[Stored items from a collection]

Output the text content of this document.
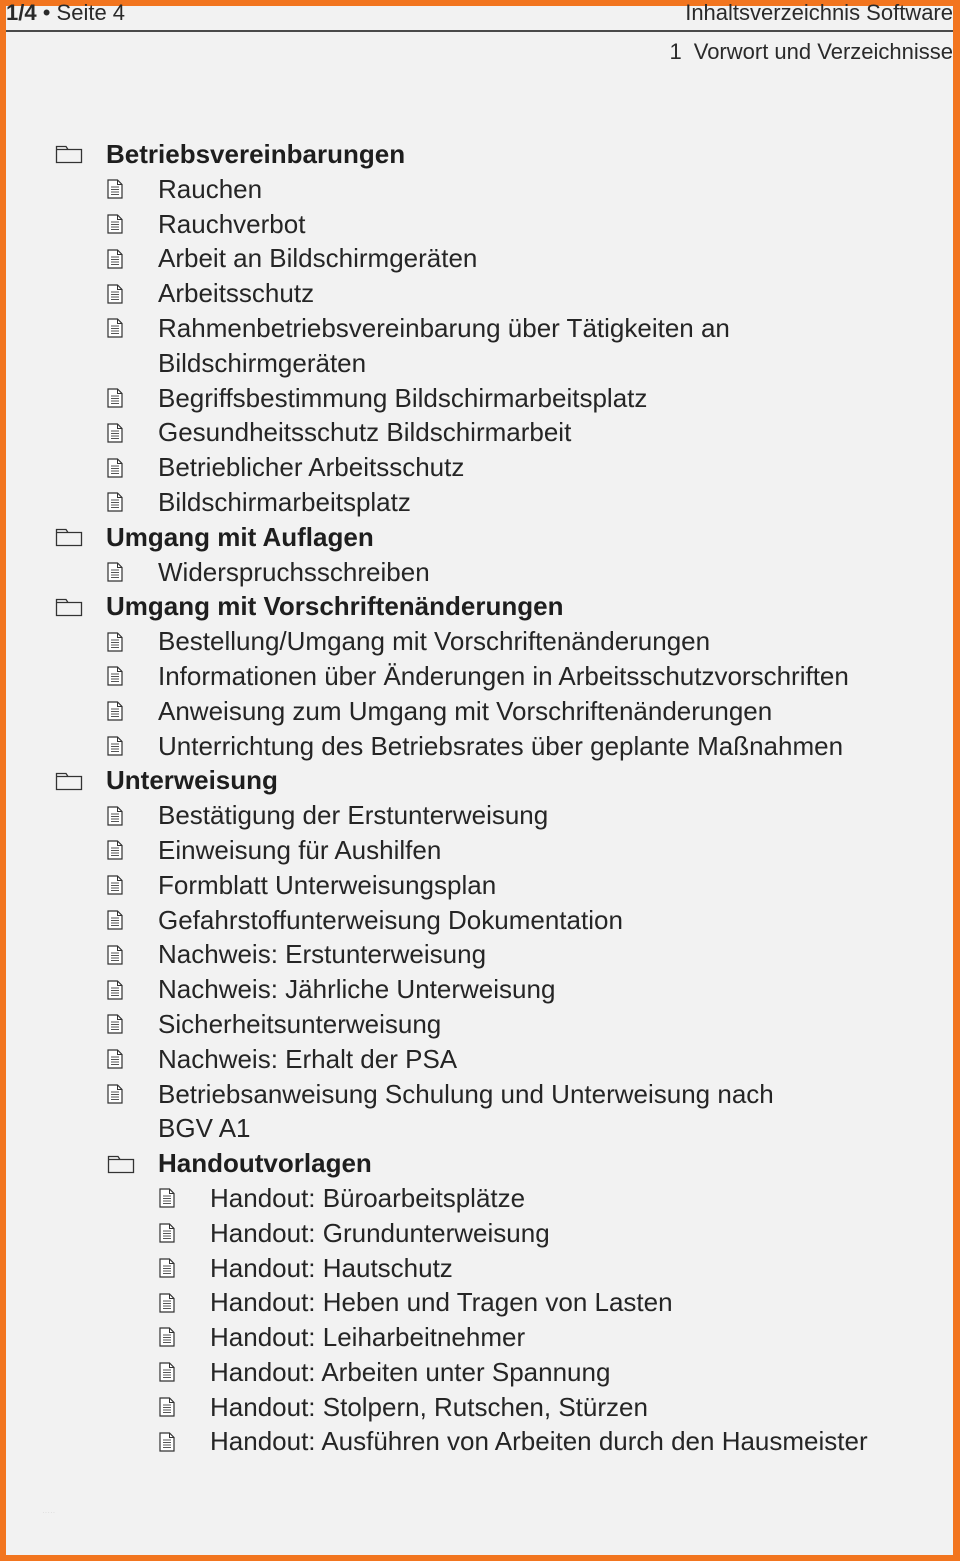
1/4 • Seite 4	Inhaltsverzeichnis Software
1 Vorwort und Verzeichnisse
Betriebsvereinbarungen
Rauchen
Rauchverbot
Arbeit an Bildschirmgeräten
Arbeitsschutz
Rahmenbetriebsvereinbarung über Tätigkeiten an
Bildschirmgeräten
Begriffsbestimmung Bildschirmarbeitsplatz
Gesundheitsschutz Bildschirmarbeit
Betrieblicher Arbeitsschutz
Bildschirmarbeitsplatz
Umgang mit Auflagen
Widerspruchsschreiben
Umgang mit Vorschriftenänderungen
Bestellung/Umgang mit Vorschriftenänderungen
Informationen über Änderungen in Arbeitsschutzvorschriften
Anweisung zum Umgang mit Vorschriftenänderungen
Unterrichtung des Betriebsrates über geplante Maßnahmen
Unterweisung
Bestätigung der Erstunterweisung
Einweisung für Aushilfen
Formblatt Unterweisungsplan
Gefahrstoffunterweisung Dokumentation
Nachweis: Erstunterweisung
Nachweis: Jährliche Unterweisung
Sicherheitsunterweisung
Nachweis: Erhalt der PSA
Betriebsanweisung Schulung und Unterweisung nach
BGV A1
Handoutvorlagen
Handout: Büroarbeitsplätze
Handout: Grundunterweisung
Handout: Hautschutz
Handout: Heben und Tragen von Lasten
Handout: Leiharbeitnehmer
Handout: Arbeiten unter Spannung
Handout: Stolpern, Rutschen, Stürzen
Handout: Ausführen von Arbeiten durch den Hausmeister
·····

...

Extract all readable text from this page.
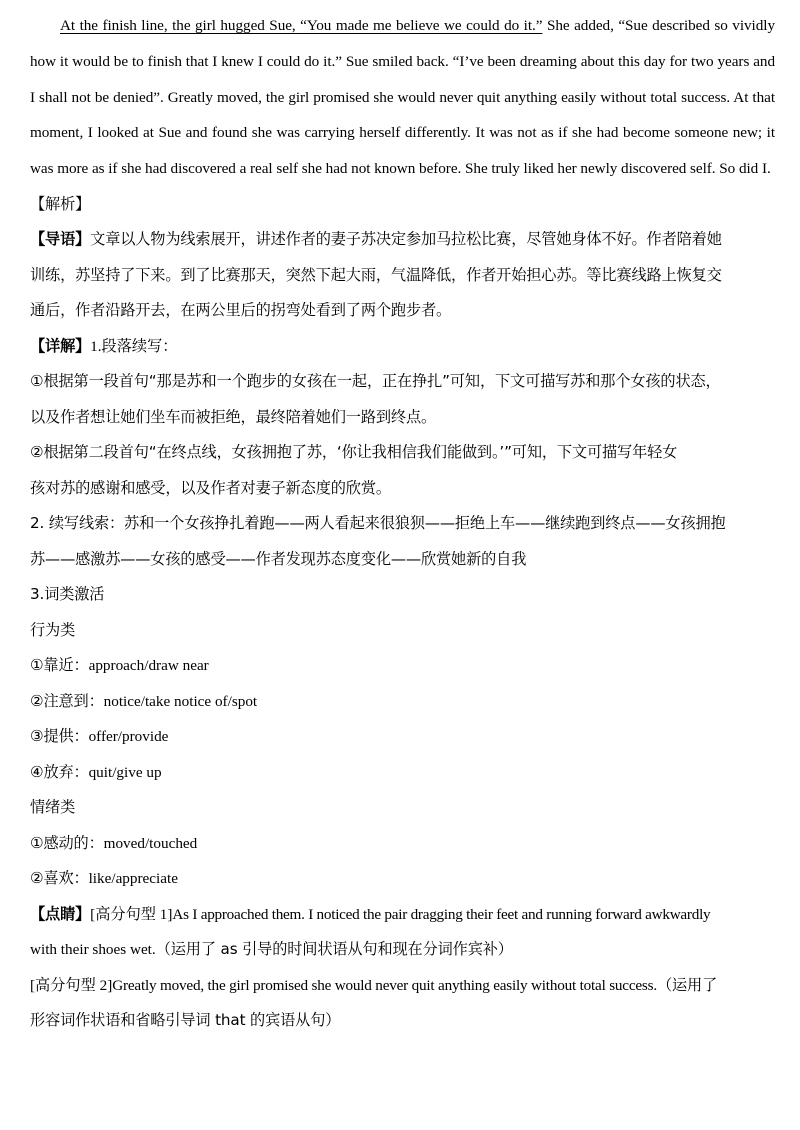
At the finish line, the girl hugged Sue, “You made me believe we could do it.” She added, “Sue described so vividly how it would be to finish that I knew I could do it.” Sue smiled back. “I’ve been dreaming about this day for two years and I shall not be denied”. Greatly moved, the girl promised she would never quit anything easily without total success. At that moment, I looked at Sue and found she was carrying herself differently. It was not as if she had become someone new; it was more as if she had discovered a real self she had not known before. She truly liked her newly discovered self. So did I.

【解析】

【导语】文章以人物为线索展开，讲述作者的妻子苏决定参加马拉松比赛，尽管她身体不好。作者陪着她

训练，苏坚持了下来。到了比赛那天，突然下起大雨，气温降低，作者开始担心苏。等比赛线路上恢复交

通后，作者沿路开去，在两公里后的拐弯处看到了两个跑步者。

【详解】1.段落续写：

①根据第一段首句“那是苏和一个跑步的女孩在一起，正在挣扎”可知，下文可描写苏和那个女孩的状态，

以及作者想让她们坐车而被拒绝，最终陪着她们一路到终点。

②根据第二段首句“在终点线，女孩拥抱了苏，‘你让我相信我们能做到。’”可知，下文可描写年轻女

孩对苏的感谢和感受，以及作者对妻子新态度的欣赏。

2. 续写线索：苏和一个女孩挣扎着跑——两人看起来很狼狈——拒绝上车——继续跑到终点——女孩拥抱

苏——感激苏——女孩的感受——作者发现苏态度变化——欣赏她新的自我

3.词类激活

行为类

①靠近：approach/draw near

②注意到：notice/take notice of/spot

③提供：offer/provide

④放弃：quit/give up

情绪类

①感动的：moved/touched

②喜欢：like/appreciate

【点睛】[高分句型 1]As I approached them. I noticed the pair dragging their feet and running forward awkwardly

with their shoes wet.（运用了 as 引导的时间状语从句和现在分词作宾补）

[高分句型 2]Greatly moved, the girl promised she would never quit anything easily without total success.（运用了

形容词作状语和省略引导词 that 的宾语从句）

What the task asks: Give nothing but the number of lines containing the string "their".

The result: 2